Exercise task: Give only the number of lines that include the string "title".

>> BEGIN Exercise material

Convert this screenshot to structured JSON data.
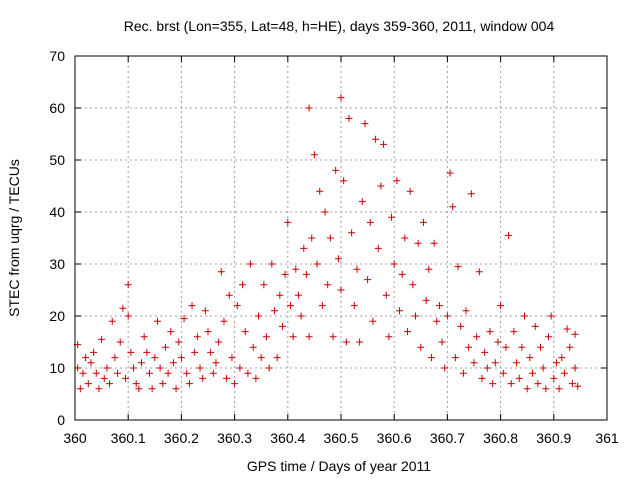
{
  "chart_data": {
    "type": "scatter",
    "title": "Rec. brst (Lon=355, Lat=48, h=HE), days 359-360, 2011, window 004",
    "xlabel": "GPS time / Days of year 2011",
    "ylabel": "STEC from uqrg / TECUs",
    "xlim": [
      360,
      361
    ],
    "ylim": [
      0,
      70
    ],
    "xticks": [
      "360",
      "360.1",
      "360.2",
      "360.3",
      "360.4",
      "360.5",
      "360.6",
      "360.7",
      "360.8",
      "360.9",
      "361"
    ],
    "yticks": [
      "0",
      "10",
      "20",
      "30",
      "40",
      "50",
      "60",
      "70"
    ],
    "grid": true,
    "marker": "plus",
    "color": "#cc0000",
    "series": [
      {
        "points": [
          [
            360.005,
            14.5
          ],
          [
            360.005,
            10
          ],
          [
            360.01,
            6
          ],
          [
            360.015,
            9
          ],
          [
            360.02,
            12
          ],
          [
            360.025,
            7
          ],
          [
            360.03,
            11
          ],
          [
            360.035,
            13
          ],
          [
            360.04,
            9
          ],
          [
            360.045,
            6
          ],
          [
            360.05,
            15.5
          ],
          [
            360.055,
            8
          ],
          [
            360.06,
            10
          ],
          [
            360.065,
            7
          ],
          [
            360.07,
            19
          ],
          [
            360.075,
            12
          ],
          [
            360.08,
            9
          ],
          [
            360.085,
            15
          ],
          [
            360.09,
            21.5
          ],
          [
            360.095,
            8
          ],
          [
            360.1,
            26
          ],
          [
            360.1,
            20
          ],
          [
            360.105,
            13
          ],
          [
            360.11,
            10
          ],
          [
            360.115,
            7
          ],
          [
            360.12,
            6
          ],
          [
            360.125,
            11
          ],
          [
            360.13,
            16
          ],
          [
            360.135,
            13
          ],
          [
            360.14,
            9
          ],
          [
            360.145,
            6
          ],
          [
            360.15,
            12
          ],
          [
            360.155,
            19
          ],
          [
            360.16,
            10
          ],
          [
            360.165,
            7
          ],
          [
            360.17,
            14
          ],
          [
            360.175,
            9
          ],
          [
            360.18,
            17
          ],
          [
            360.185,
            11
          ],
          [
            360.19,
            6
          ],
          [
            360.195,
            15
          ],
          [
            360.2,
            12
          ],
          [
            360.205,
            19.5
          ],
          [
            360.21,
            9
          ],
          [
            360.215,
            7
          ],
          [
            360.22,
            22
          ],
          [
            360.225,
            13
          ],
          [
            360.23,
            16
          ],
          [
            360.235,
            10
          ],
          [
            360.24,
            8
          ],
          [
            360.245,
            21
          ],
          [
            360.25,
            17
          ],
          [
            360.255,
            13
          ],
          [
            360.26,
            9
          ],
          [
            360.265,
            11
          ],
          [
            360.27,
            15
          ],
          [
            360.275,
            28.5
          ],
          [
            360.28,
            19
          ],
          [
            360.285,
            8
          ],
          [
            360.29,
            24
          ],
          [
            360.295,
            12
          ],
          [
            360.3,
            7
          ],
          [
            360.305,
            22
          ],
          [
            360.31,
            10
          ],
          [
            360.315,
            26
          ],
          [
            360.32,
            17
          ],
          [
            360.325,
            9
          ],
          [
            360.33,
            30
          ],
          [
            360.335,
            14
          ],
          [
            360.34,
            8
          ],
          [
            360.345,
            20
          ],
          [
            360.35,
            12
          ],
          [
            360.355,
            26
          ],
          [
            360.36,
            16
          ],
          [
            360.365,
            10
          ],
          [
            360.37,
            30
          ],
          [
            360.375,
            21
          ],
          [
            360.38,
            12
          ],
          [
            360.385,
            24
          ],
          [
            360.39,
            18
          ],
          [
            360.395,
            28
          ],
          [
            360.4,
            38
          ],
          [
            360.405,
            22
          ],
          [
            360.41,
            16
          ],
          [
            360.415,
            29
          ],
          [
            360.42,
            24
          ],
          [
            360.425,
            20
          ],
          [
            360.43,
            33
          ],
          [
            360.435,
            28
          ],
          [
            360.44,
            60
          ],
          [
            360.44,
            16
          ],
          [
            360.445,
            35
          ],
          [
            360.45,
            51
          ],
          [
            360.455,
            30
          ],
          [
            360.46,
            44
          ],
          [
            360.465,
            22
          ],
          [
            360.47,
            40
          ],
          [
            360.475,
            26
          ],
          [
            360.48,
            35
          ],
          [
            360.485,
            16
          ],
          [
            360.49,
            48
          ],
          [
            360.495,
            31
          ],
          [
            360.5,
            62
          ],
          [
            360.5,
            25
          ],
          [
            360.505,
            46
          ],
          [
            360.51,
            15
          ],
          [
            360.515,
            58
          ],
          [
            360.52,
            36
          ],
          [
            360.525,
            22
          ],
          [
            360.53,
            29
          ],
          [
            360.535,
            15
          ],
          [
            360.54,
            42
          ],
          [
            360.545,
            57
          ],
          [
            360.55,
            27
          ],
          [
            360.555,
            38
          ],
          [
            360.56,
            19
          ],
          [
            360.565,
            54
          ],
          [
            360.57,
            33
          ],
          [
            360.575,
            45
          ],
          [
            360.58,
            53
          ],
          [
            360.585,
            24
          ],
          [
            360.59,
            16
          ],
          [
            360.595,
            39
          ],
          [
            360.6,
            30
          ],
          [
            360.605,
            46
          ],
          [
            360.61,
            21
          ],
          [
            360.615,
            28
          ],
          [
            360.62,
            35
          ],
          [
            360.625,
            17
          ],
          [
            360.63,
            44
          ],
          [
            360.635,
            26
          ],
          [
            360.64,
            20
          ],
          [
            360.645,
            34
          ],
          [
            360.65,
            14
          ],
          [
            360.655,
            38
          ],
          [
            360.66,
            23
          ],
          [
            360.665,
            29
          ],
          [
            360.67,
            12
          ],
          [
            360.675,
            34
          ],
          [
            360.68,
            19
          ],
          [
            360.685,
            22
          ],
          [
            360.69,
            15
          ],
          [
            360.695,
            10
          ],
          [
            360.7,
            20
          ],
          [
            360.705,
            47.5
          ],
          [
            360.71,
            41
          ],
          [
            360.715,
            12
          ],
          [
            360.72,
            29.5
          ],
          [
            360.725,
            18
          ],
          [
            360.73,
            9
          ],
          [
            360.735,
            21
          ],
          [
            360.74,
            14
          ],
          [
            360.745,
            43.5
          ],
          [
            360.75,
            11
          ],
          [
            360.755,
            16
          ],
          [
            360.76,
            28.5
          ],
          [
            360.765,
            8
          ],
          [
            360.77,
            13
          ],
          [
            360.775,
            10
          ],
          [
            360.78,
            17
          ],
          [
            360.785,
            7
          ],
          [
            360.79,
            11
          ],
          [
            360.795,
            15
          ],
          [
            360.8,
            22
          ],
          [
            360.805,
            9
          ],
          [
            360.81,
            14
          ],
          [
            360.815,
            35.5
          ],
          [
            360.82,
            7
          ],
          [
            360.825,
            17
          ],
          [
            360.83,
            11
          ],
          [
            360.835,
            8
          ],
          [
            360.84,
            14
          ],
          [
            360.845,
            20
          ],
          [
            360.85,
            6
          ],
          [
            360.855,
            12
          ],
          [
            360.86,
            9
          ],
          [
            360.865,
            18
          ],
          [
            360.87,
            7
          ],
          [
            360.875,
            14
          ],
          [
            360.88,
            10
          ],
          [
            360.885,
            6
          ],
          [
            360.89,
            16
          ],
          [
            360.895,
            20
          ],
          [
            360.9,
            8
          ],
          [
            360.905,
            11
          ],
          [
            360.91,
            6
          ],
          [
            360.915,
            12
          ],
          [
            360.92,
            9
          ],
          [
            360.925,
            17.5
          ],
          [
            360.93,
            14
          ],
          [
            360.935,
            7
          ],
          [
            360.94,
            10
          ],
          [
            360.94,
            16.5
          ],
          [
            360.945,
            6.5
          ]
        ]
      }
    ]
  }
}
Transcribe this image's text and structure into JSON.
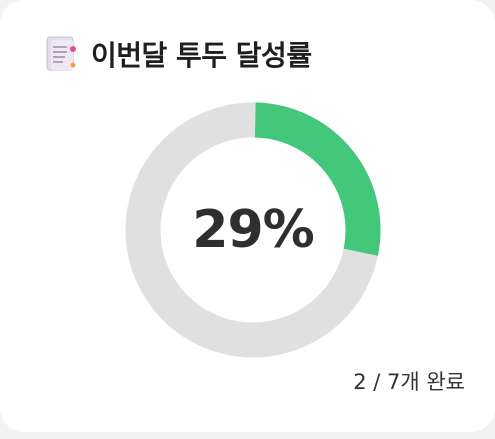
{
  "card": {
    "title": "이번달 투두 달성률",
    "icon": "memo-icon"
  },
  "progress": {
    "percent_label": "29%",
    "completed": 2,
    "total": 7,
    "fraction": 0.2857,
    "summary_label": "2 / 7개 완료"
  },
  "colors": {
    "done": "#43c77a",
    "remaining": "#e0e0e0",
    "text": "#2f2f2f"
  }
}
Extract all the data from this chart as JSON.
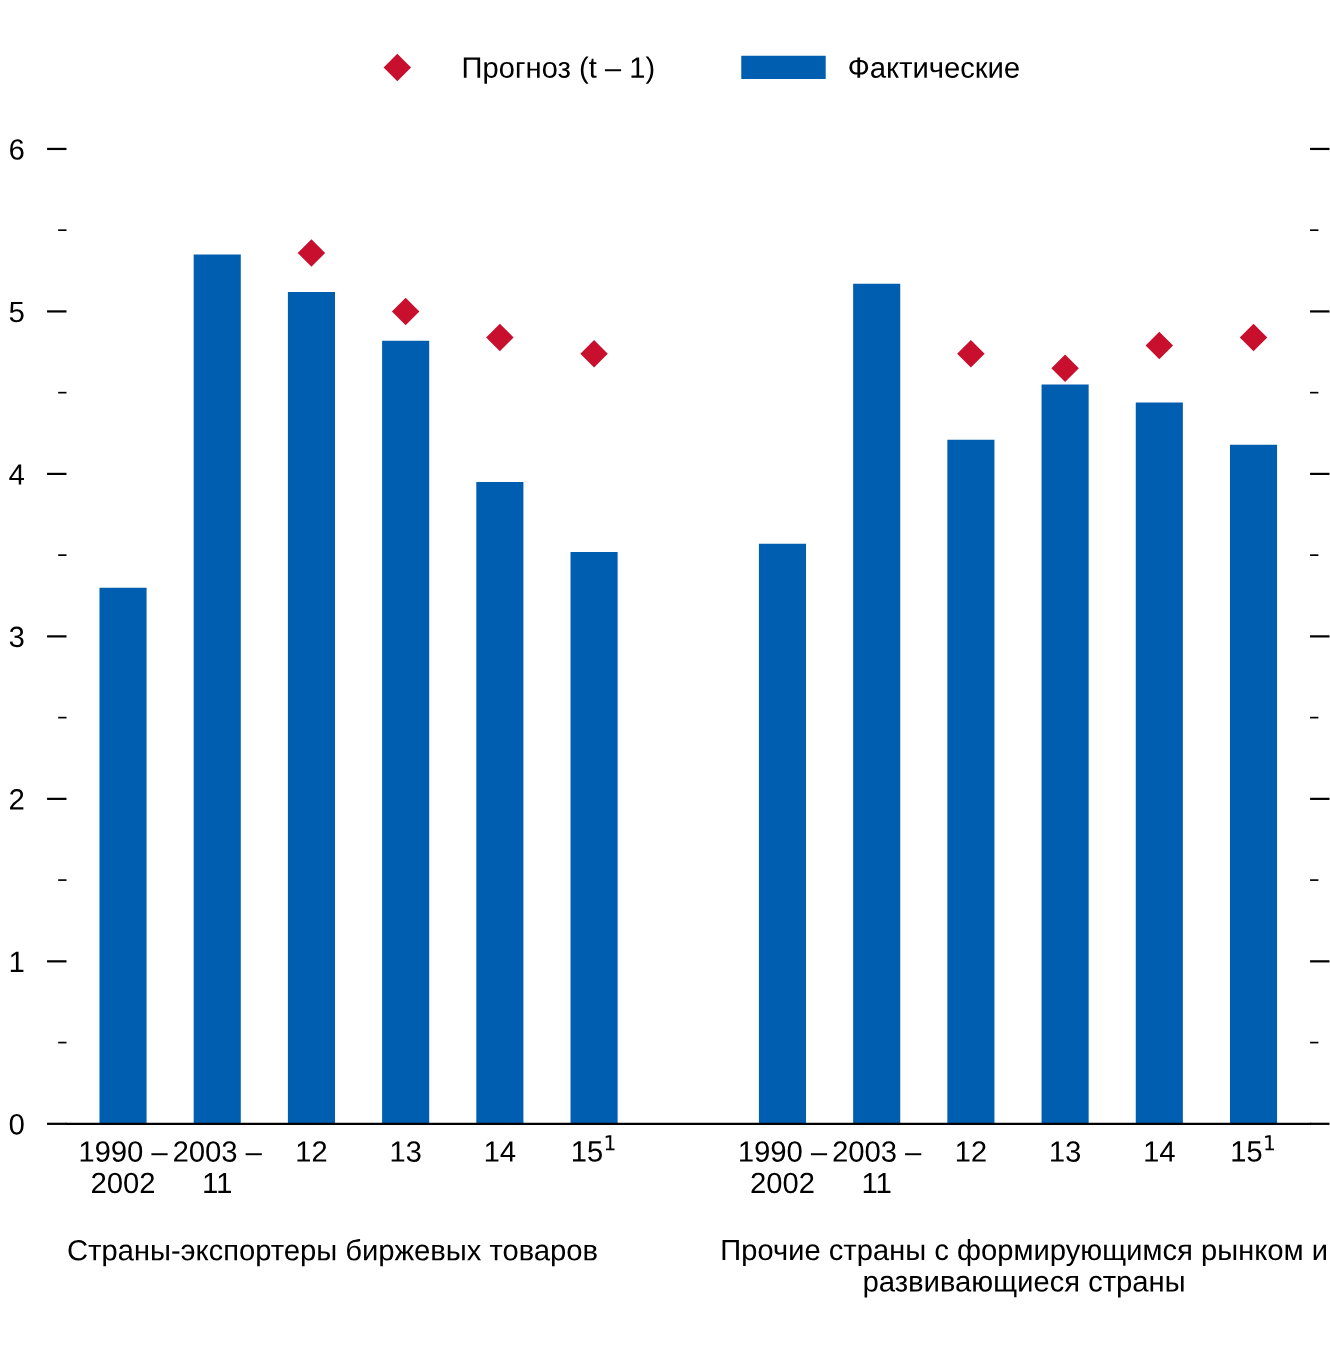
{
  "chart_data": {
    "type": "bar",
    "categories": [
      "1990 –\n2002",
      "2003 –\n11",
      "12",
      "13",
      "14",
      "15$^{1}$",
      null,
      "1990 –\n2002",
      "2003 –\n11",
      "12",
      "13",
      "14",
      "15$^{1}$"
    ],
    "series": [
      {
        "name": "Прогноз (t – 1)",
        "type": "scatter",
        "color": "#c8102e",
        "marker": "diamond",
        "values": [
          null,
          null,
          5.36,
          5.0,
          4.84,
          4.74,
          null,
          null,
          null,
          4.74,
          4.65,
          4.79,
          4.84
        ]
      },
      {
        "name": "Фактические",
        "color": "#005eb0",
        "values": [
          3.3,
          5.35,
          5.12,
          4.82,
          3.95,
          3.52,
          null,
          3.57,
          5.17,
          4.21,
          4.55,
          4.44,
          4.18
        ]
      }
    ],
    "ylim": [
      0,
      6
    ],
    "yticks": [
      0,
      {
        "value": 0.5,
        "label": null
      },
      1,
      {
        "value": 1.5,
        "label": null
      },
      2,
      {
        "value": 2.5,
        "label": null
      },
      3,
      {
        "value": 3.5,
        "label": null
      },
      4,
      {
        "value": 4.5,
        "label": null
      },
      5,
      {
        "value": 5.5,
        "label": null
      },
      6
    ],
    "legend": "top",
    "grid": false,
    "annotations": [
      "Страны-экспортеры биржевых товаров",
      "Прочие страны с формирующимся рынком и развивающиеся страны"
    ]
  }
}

>> END Exercise material

Solution to this exercise: 2